LESETEXT >>
┌──
Daniela Oppliger ist ursprünglich Primarlehrerin und hat Soziologie, Politologie, Umweltwissenschaften und African Studies studiert. In ihrer langjährigen Tätigkeit im Integrationsbereich hat sie sich auf interkulturelle Konflikte und deren Klärung spezialisiert.  Sie ist auch als selbstständige Mediatorin für hochstrittige Familienkonflikte tätig. Darüber hinaus treibt sie auch das privat initiierte Dialogprojekt exCHANGE voran, dass Begegnungen auf Augenhöhe zwischen Menschen unterschiedlicher Couleur fördert.
└──
(Einträge zur räumlichen Anordnung)
┌──
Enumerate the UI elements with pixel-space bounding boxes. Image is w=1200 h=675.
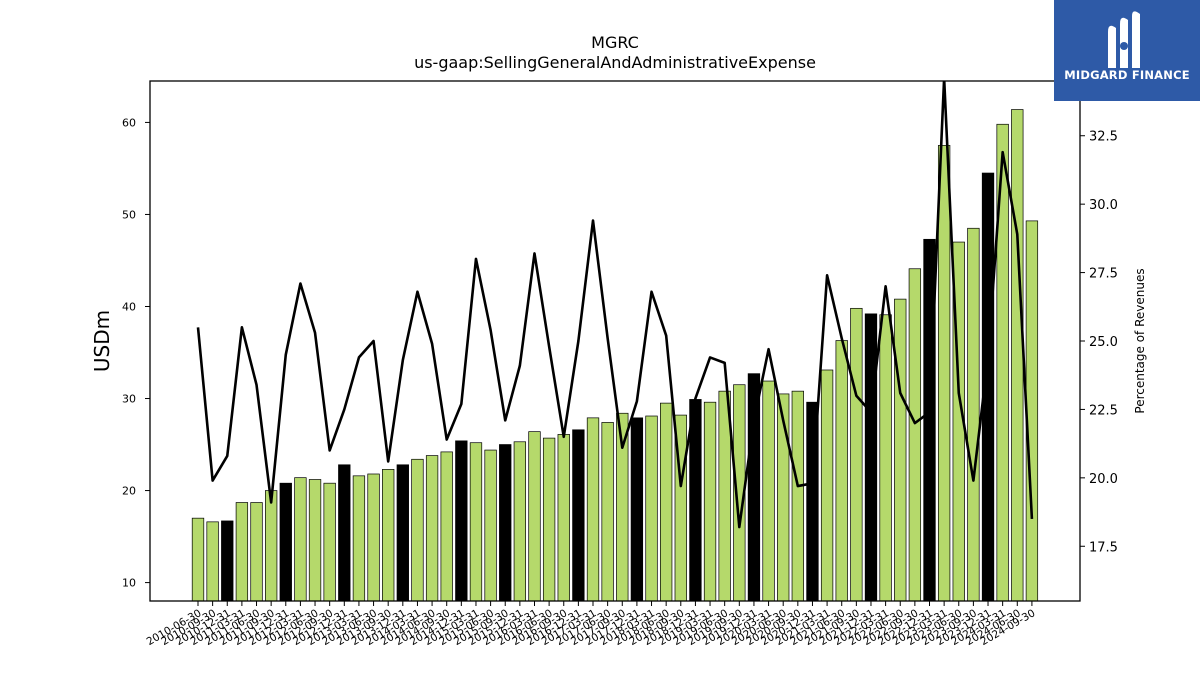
bar-series — [191, 109, 1039, 602]
bar — [191, 517, 205, 602]
y2-tick-label: 25.0 — [1089, 335, 1118, 350]
bar — [542, 437, 556, 602]
bar — [645, 415, 658, 602]
bar — [382, 469, 395, 602]
bar — [630, 417, 644, 602]
y-axis-right: 17.5 20.0 22.5 25.0 27.5 30.0 32.5 — [1080, 130, 1118, 555]
bar — [323, 482, 336, 602]
bar — [308, 479, 322, 602]
bar — [572, 429, 585, 602]
bar — [835, 340, 848, 602]
bar — [660, 402, 673, 602]
chart-title: MGRC — [591, 33, 639, 52]
bar — [455, 440, 468, 602]
y2-tick-label: 22.5 — [1089, 403, 1118, 418]
bar — [265, 490, 278, 602]
bar — [425, 455, 439, 602]
bar — [908, 268, 922, 602]
y2-tick-label: 20.0 — [1089, 472, 1118, 487]
y-tick-label: 40 — [122, 300, 136, 313]
bar — [411, 458, 424, 602]
bar — [937, 145, 951, 602]
bar — [469, 442, 483, 602]
bar — [967, 227, 980, 602]
bar — [528, 431, 541, 602]
bar — [250, 502, 263, 602]
y-axis-label: USDm — [90, 310, 114, 372]
bar — [513, 441, 527, 602]
y2-tick-label: 17.5 — [1089, 540, 1118, 555]
bar — [440, 451, 453, 602]
y2-tick-label: 27.5 — [1089, 267, 1118, 282]
brand-logo: MIDGARD FINANCE — [1054, 0, 1200, 101]
bar — [1025, 220, 1039, 602]
bar — [1011, 109, 1024, 602]
bar — [894, 298, 907, 602]
percentage-line — [196, 81, 1034, 529]
y-axis-left: 10 20 30 40 50 60 — [122, 116, 150, 590]
bar — [235, 502, 249, 602]
bar — [499, 444, 512, 602]
y-tick-label: 60 — [122, 116, 136, 129]
y-tick-label: 10 — [122, 577, 136, 590]
bar — [338, 464, 351, 602]
y2-tick-label: 30.0 — [1089, 198, 1118, 213]
y-tick-label: 50 — [122, 208, 136, 221]
bar — [850, 307, 863, 602]
bar — [601, 422, 614, 602]
y2-tick-label: 32.5 — [1089, 130, 1118, 145]
bar — [703, 401, 717, 602]
bar — [206, 521, 219, 602]
bar — [747, 373, 761, 602]
midgard-logo-icon — [1108, 11, 1140, 68]
bar — [557, 434, 570, 602]
bar — [791, 390, 804, 602]
bar — [820, 369, 834, 602]
y2-axis-label: Percentage of Revenues — [1133, 268, 1147, 413]
bar — [864, 313, 878, 602]
bar — [586, 417, 600, 602]
bar — [279, 482, 292, 602]
bar — [367, 473, 380, 602]
y-tick-label: 30 — [122, 393, 136, 406]
line-series — [196, 81, 1034, 529]
x-axis: 2010-06-302010-09-302010-12-312011-03-31… — [145, 601, 1037, 648]
bar — [352, 475, 366, 602]
bar — [294, 477, 307, 602]
bar — [484, 449, 497, 602]
bar — [879, 314, 892, 602]
bar — [762, 380, 775, 602]
bar — [221, 520, 234, 602]
chart-subtitle: us-gaap:SellingGeneralAndAdministrativeE… — [414, 53, 816, 72]
brand-name: MIDGARD FINANCE — [1064, 68, 1190, 82]
y-tick-label: 20 — [122, 485, 136, 498]
bar — [396, 464, 409, 602]
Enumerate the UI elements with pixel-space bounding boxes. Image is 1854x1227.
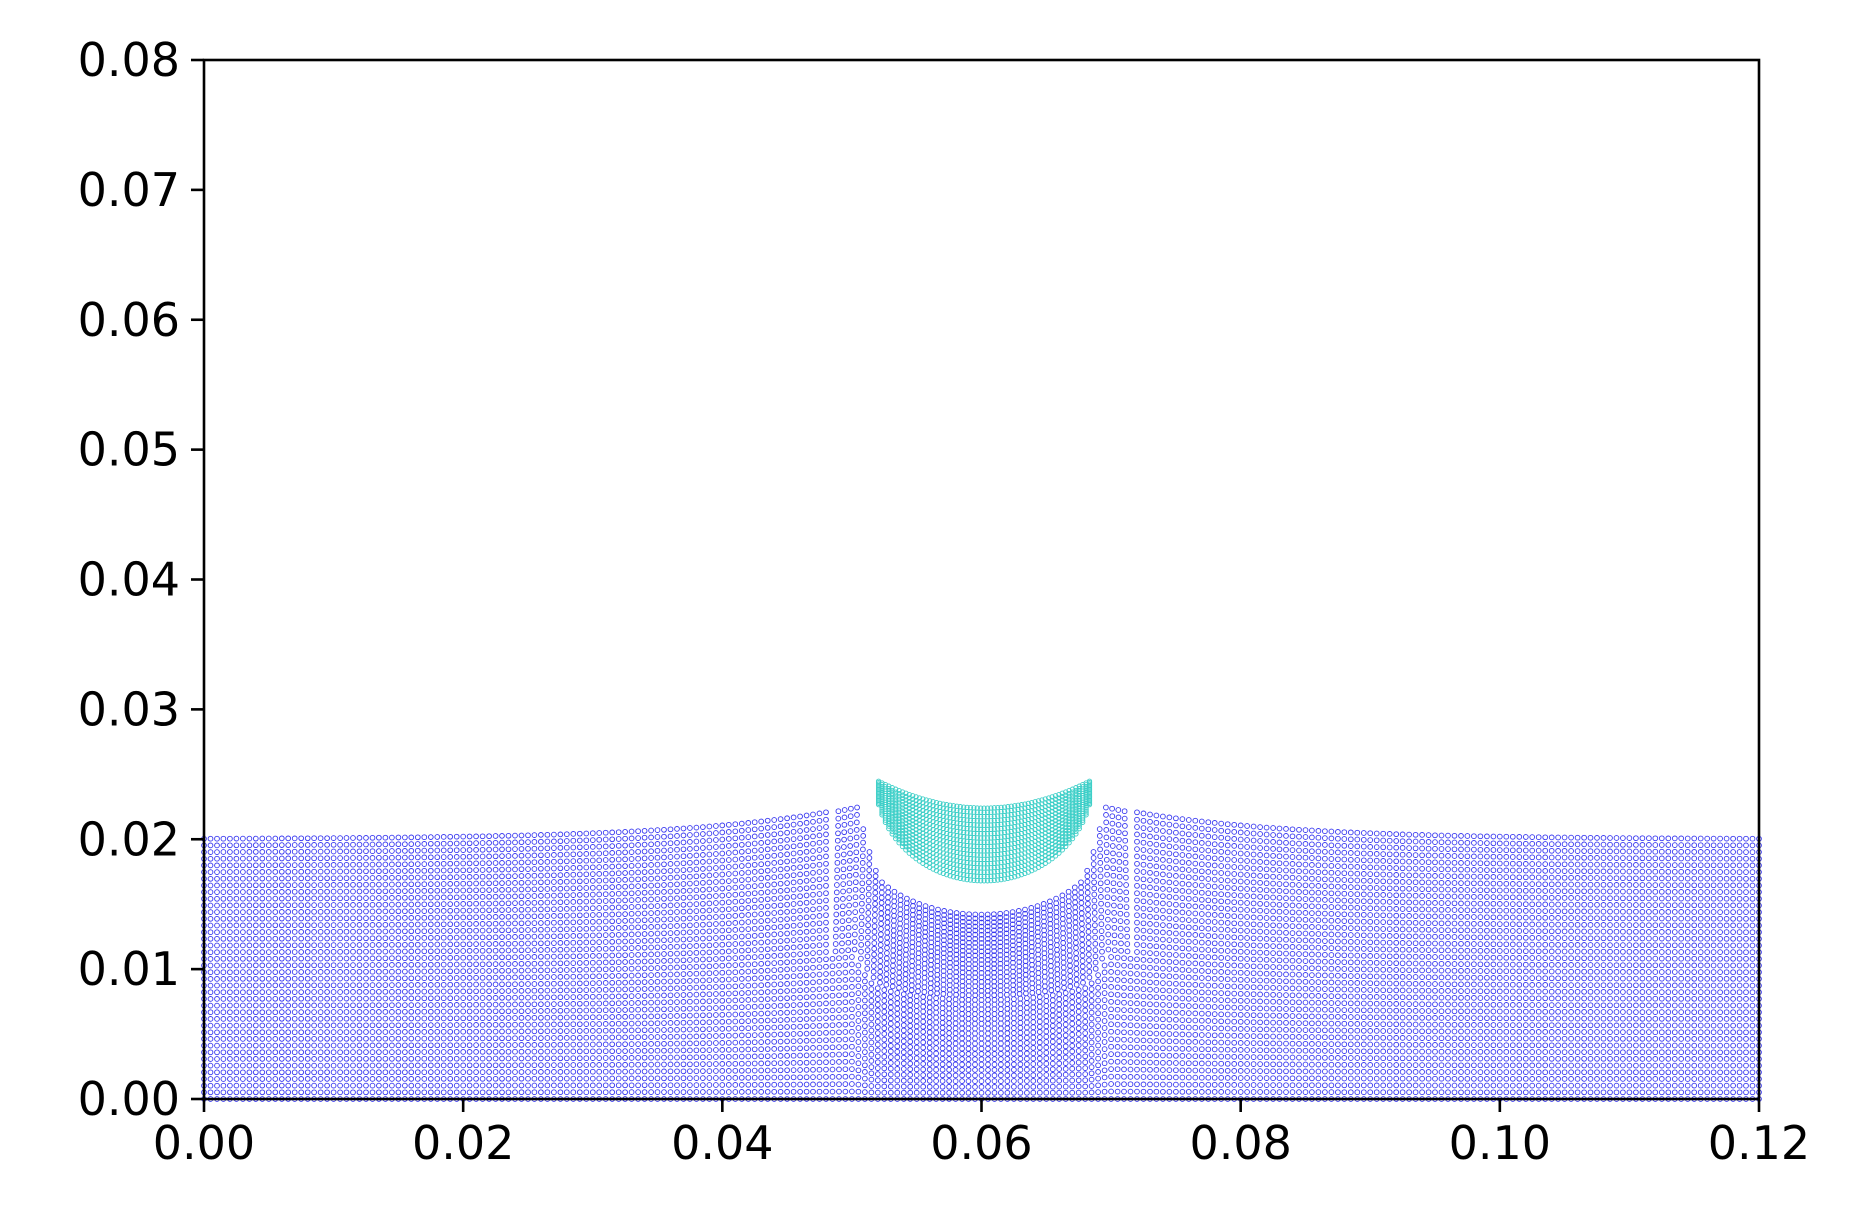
fluid-particle-marks xyxy=(201,804,1762,1102)
x-axis: 0.00 0.02 0.04 0.06 0.08 0.10 0.12 xyxy=(153,1099,1810,1170)
y-tick-label: 0.00 xyxy=(78,1072,180,1126)
plot-area xyxy=(201,778,1762,1102)
y-tick-label: 0.01 xyxy=(78,942,180,996)
fluid-particles xyxy=(201,804,1762,1102)
body-particles xyxy=(875,778,1093,884)
y-axis: 0.00 0.01 0.02 0.03 0.04 0.05 0.06 0.07 0.08 xyxy=(78,33,204,1126)
y-tick-label: 0.04 xyxy=(78,553,180,607)
x-tick-label: 0.04 xyxy=(671,1116,773,1170)
y-tick-label: 0.05 xyxy=(78,423,180,477)
y-tick-label: 0.08 xyxy=(78,33,180,87)
y-tick-label: 0.07 xyxy=(78,163,180,217)
x-tick-label: 0.10 xyxy=(1449,1116,1551,1170)
axes-frame xyxy=(202,58,1761,1101)
y-tick-label: 0.06 xyxy=(78,293,180,347)
x-tick-label: 0.06 xyxy=(930,1116,1032,1170)
x-tick-label: 0.12 xyxy=(1708,1116,1810,1170)
body-particle-marks xyxy=(875,778,1093,884)
x-tick-label: 0.08 xyxy=(1189,1116,1291,1170)
x-tick-label: 0.00 xyxy=(153,1116,255,1170)
x-tick-label: 0.02 xyxy=(412,1116,514,1170)
y-tick-label: 0.03 xyxy=(78,682,180,736)
y-tick-label: 0.02 xyxy=(78,812,180,866)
└──
ZIEL A >>
Beantworte zum Text über Daniela Oppliger diese Fragen:
(i) Welchen Beruf hatte Daniela Oppliger ursprünglich?
(ii) Worauf hat sie sich in ihrer Tätigkeit im Integrationsbereich spezialisiert?
(iii) Wie heißt das privat initiierte Dialogprojekt, das sie vorantreibt?
ZIEL B >>
Wie könnte der Text über Daniela Oppliger weitergehen? Führe ihn ab seinem letzten Satz fort.
Die Daten haben nichts mit dem Text über Daniela Oppliger zu tun.

ENDERGEBNIS A >>
(i) Primarlehrerin
(ii) Auf interkulturelle Konflikte und deren Klärung
(iii) exCHANGE

ENDERGEBNIS B >>
Tanja Lutz ist vielen schon bekannt. Sie kommt aus der Sozialen Arbeit. Das hat sie in Fribourg studiert und mit einem Master in Mediation an der BFH ergänzt. Sie hat in ihren Tätigkeiten immer den Fokus «Kind» beibehalten: im Sozialdienst beschäftigten sie Erziehungsbeistandsschaften, bei der stationären Kinder- und Jugendhilfe ging es um Kinder in Notsituationen und im Inselspital um kranke Kinder. Deshalb ist ihr Fokus an der BFH folgerichtig die Familienmediation, insbesondere hochstrittige Fälle. Sie ist Co-Präsidentin des Schweizerischen Vereins für Familienmediation und auch ihr Forschungsinteresse und ihre Mediationspraxis liegt bei Hochstrittigkeit und Mediation im Kindesschutz.